• [Exercise]: List all the lines in these records that hold "MACD".

• [Records to use]:
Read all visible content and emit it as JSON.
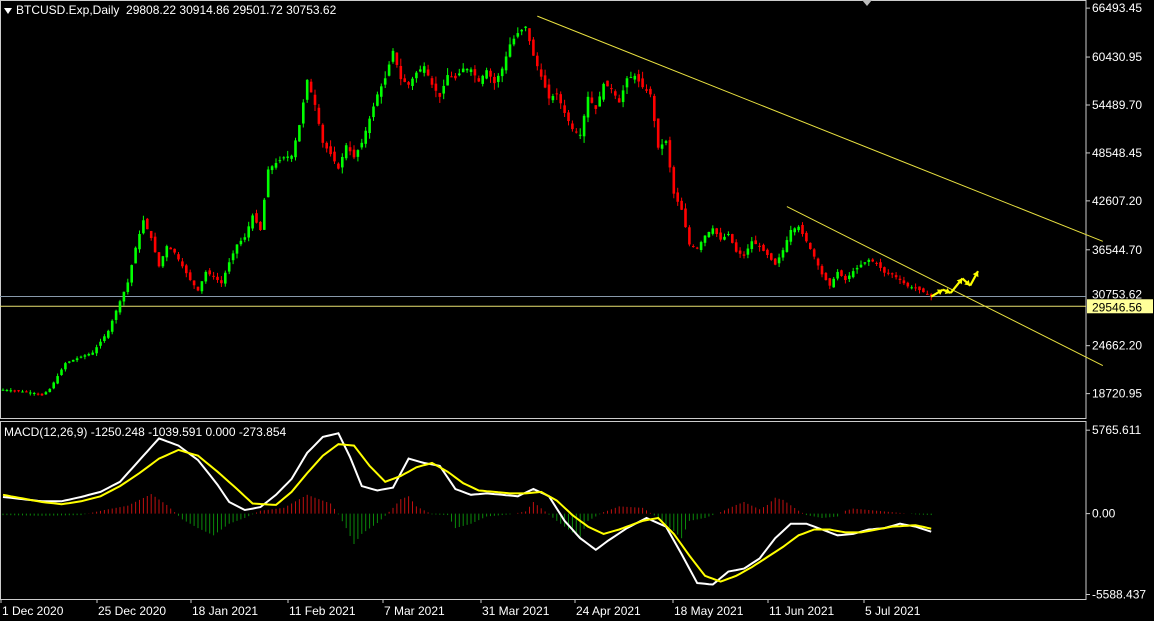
{
  "header": {
    "symbol": "BTCUSD.Exp,Daily",
    "ohlc": "29808.22 30914.86 29501.72 30753.62",
    "macd": "MACD(12,26,9) -1250.248 -1039.591 0.000 -273.854"
  },
  "chart_data": [
    {
      "type": "candlestick",
      "ylim": [
        15700,
        67500
      ],
      "price_ticks": [
        {
          "label": "66493.45",
          "value": 66493.45
        },
        {
          "label": "60430.95",
          "value": 60430.95
        },
        {
          "label": "54489.70",
          "value": 54489.7
        },
        {
          "label": "48548.45",
          "value": 48548.45
        },
        {
          "label": "42607.20",
          "value": 42607.2
        },
        {
          "label": "36544.70",
          "value": 36544.7
        },
        {
          "label": "24662.20",
          "value": 24662.2
        },
        {
          "label": "18720.95",
          "value": 18720.95
        }
      ],
      "current_price": {
        "label": "30753.62",
        "value": 30753.62
      },
      "level": {
        "label": "29546.56",
        "value": 29546.56
      },
      "x_labels": [
        "1 Dec 2020",
        "25 Dec 2020",
        "18 Jan 2021",
        "11 Feb 2021",
        "7 Mar 2021",
        "31 Mar 2021",
        "24 Apr 2021",
        "18 May 2021",
        "11 Jun 2021",
        "5 Jul 2021"
      ],
      "close_path": [
        [
          0,
          19200
        ],
        [
          3,
          19100
        ],
        [
          8,
          18800
        ],
        [
          10,
          18500
        ],
        [
          12,
          19300
        ],
        [
          16,
          22500
        ],
        [
          20,
          23300
        ],
        [
          23,
          23800
        ],
        [
          27,
          26500
        ],
        [
          29,
          29000
        ],
        [
          32,
          32500
        ],
        [
          34,
          36800
        ],
        [
          36,
          40200
        ],
        [
          38,
          38000
        ],
        [
          40,
          34500
        ],
        [
          42,
          37000
        ],
        [
          44,
          36200
        ],
        [
          46,
          34500
        ],
        [
          48,
          32800
        ],
        [
          50,
          31500
        ],
        [
          52,
          33800
        ],
        [
          54,
          33200
        ],
        [
          56,
          32400
        ],
        [
          58,
          35000
        ],
        [
          60,
          37200
        ],
        [
          62,
          38100
        ],
        [
          64,
          40800
        ],
        [
          66,
          39000
        ],
        [
          68,
          46500
        ],
        [
          70,
          47300
        ],
        [
          72,
          48000
        ],
        [
          74,
          48200
        ],
        [
          76,
          52000
        ],
        [
          78,
          57600
        ],
        [
          80,
          54500
        ],
        [
          82,
          49800
        ],
        [
          84,
          48400
        ],
        [
          86,
          46600
        ],
        [
          88,
          49500
        ],
        [
          90,
          48000
        ],
        [
          92,
          49800
        ],
        [
          94,
          52800
        ],
        [
          96,
          55800
        ],
        [
          98,
          57800
        ],
        [
          100,
          61200
        ],
        [
          102,
          57700
        ],
        [
          104,
          57000
        ],
        [
          106,
          58500
        ],
        [
          108,
          59300
        ],
        [
          110,
          57000
        ],
        [
          112,
          55500
        ],
        [
          114,
          58200
        ],
        [
          116,
          57800
        ],
        [
          118,
          59000
        ],
        [
          120,
          58900
        ],
        [
          122,
          57400
        ],
        [
          124,
          58800
        ],
        [
          126,
          57200
        ],
        [
          128,
          59000
        ],
        [
          130,
          62000
        ],
        [
          132,
          63400
        ],
        [
          134,
          64200
        ],
        [
          136,
          60600
        ],
        [
          138,
          58000
        ],
        [
          140,
          55300
        ],
        [
          142,
          55900
        ],
        [
          144,
          53500
        ],
        [
          146,
          51500
        ],
        [
          148,
          50800
        ],
        [
          150,
          55500
        ],
        [
          152,
          54000
        ],
        [
          154,
          57100
        ],
        [
          156,
          56500
        ],
        [
          158,
          54800
        ],
        [
          160,
          57800
        ],
        [
          162,
          58100
        ],
        [
          164,
          56700
        ],
        [
          166,
          55800
        ],
        [
          168,
          49200
        ],
        [
          170,
          50000
        ],
        [
          172,
          43500
        ],
        [
          174,
          41500
        ],
        [
          176,
          37200
        ],
        [
          178,
          36700
        ],
        [
          180,
          38300
        ],
        [
          182,
          39200
        ],
        [
          184,
          37800
        ],
        [
          186,
          38500
        ],
        [
          188,
          36300
        ],
        [
          190,
          35800
        ],
        [
          192,
          37600
        ],
        [
          194,
          36900
        ],
        [
          196,
          35900
        ],
        [
          198,
          34700
        ],
        [
          200,
          36500
        ],
        [
          202,
          39000
        ],
        [
          204,
          39400
        ],
        [
          206,
          37600
        ],
        [
          208,
          35700
        ],
        [
          210,
          33500
        ],
        [
          212,
          32100
        ],
        [
          214,
          33800
        ],
        [
          216,
          32800
        ],
        [
          218,
          33900
        ],
        [
          220,
          34700
        ],
        [
          222,
          35300
        ],
        [
          224,
          34900
        ],
        [
          226,
          33700
        ],
        [
          228,
          33500
        ],
        [
          230,
          32800
        ],
        [
          232,
          32000
        ],
        [
          234,
          31800
        ],
        [
          236,
          31300
        ],
        [
          238,
          30753.62
        ]
      ],
      "forecast_path": [
        [
          238,
          30753.62
        ],
        [
          241,
          31600
        ],
        [
          243,
          31200
        ],
        [
          246,
          33000
        ],
        [
          248,
          32100
        ],
        [
          250,
          33900
        ]
      ],
      "trendlines": [
        {
          "from": [
            137,
            65500
          ],
          "to": [
            282,
            37600
          ]
        },
        {
          "from": [
            201,
            41900
          ],
          "to": [
            282,
            22200
          ]
        }
      ]
    },
    {
      "type": "line",
      "name": "MACD(12,26,9)",
      "ylim": [
        -5900,
        6400
      ],
      "ticks": [
        {
          "label": "5765.611",
          "value": 5765.611
        },
        {
          "label": "0.00",
          "value": 0
        },
        {
          "label": "-5588.437",
          "value": -5588.437
        }
      ],
      "series": [
        {
          "values_path": [
            [
              0,
              1150
            ],
            [
              10,
              850
            ],
            [
              15,
              850
            ],
            [
              20,
              1150
            ],
            [
              25,
              1500
            ],
            [
              30,
              2200
            ],
            [
              35,
              3700
            ],
            [
              40,
              5200
            ],
            [
              45,
              4700
            ],
            [
              50,
              3700
            ],
            [
              55,
              2000
            ],
            [
              58,
              800
            ],
            [
              62,
              250
            ],
            [
              66,
              450
            ],
            [
              70,
              1300
            ],
            [
              74,
              2400
            ],
            [
              78,
              4200
            ],
            [
              82,
              5300
            ],
            [
              86,
              5550
            ],
            [
              89,
              3900
            ],
            [
              92,
              1900
            ],
            [
              96,
              1600
            ],
            [
              100,
              1800
            ],
            [
              104,
              3800
            ],
            [
              108,
              3500
            ],
            [
              112,
              3300
            ],
            [
              116,
              1700
            ],
            [
              120,
              1300
            ],
            [
              124,
              1400
            ],
            [
              128,
              1300
            ],
            [
              132,
              1200
            ],
            [
              136,
              1700
            ],
            [
              140,
              1200
            ],
            [
              144,
              -500
            ],
            [
              148,
              -1700
            ],
            [
              152,
              -2500
            ],
            [
              155,
              -1900
            ],
            [
              160,
              -1000
            ],
            [
              165,
              -300
            ],
            [
              170,
              -900
            ],
            [
              174,
              -2800
            ],
            [
              178,
              -4800
            ],
            [
              182,
              -4900
            ],
            [
              186,
              -4000
            ],
            [
              190,
              -3800
            ],
            [
              194,
              -3100
            ],
            [
              198,
              -1700
            ],
            [
              202,
              -700
            ],
            [
              206,
              -700
            ],
            [
              210,
              -1100
            ],
            [
              214,
              -1500
            ],
            [
              218,
              -1400
            ],
            [
              222,
              -1100
            ],
            [
              226,
              -1000
            ],
            [
              230,
              -700
            ],
            [
              234,
              -900
            ],
            [
              238,
              -1250.248
            ]
          ]
        },
        {
          "values_path": [
            [
              0,
              1300
            ],
            [
              10,
              800
            ],
            [
              15,
              650
            ],
            [
              20,
              850
            ],
            [
              25,
              1200
            ],
            [
              30,
              1900
            ],
            [
              35,
              2800
            ],
            [
              40,
              3800
            ],
            [
              45,
              4400
            ],
            [
              50,
              4000
            ],
            [
              55,
              2900
            ],
            [
              60,
              1700
            ],
            [
              64,
              700
            ],
            [
              70,
              600
            ],
            [
              74,
              1500
            ],
            [
              78,
              2800
            ],
            [
              82,
              4000
            ],
            [
              86,
              4800
            ],
            [
              90,
              4700
            ],
            [
              94,
              3300
            ],
            [
              98,
              2200
            ],
            [
              102,
              2600
            ],
            [
              106,
              3200
            ],
            [
              110,
              3500
            ],
            [
              114,
              2900
            ],
            [
              118,
              2100
            ],
            [
              122,
              1600
            ],
            [
              126,
              1500
            ],
            [
              130,
              1400
            ],
            [
              134,
              1400
            ],
            [
              138,
              1500
            ],
            [
              142,
              900
            ],
            [
              146,
              -100
            ],
            [
              150,
              -900
            ],
            [
              154,
              -1400
            ],
            [
              158,
              -1100
            ],
            [
              164,
              -500
            ],
            [
              168,
              -300
            ],
            [
              172,
              -1400
            ],
            [
              176,
              -2900
            ],
            [
              180,
              -4300
            ],
            [
              184,
              -4700
            ],
            [
              188,
              -4300
            ],
            [
              192,
              -3700
            ],
            [
              196,
              -3000
            ],
            [
              200,
              -2300
            ],
            [
              204,
              -1500
            ],
            [
              208,
              -1100
            ],
            [
              212,
              -1100
            ],
            [
              216,
              -1300
            ],
            [
              220,
              -1300
            ],
            [
              224,
              -1100
            ],
            [
              228,
              -900
            ],
            [
              234,
              -800
            ],
            [
              238,
              -1039.591
            ]
          ]
        }
      ],
      "histogram_path": [
        [
          0,
          -100
        ],
        [
          10,
          -150
        ],
        [
          20,
          -100
        ],
        [
          26,
          250
        ],
        [
          32,
          550
        ],
        [
          38,
          1350
        ],
        [
          42,
          600
        ],
        [
          46,
          -400
        ],
        [
          50,
          -1000
        ],
        [
          54,
          -1500
        ],
        [
          58,
          -700
        ],
        [
          62,
          -300
        ],
        [
          66,
          200
        ],
        [
          72,
          400
        ],
        [
          78,
          1300
        ],
        [
          84,
          700
        ],
        [
          86,
          -50
        ],
        [
          88,
          -1000
        ],
        [
          90,
          -2100
        ],
        [
          92,
          -1400
        ],
        [
          96,
          -650
        ],
        [
          98,
          -150
        ],
        [
          100,
          400
        ],
        [
          102,
          1000
        ],
        [
          104,
          1200
        ],
        [
          106,
          500
        ],
        [
          110,
          -50
        ],
        [
          114,
          -100
        ],
        [
          116,
          -1000
        ],
        [
          120,
          -700
        ],
        [
          124,
          -200
        ],
        [
          130,
          -50
        ],
        [
          134,
          150
        ],
        [
          136,
          800
        ],
        [
          139,
          150
        ],
        [
          142,
          -500
        ],
        [
          146,
          -1300
        ],
        [
          148,
          -1600
        ],
        [
          150,
          -500
        ],
        [
          154,
          100
        ],
        [
          158,
          500
        ],
        [
          164,
          400
        ],
        [
          168,
          -300
        ],
        [
          172,
          -1200
        ],
        [
          174,
          -1700
        ],
        [
          176,
          -500
        ],
        [
          180,
          -300
        ],
        [
          184,
          100
        ],
        [
          188,
          600
        ],
        [
          190,
          800
        ],
        [
          194,
          300
        ],
        [
          196,
          600
        ],
        [
          198,
          1100
        ],
        [
          200,
          950
        ],
        [
          204,
          200
        ],
        [
          206,
          -100
        ],
        [
          210,
          -300
        ],
        [
          214,
          -200
        ],
        [
          216,
          200
        ],
        [
          218,
          350
        ],
        [
          222,
          250
        ],
        [
          226,
          150
        ],
        [
          230,
          50
        ],
        [
          234,
          -50
        ],
        [
          238,
          -100
        ]
      ]
    }
  ]
}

• [In response]:
    "macd": "MACD(12,26,9) -1250.248 -1039.591 0.000 -273.854"
      "name": "MACD(12,26,9)",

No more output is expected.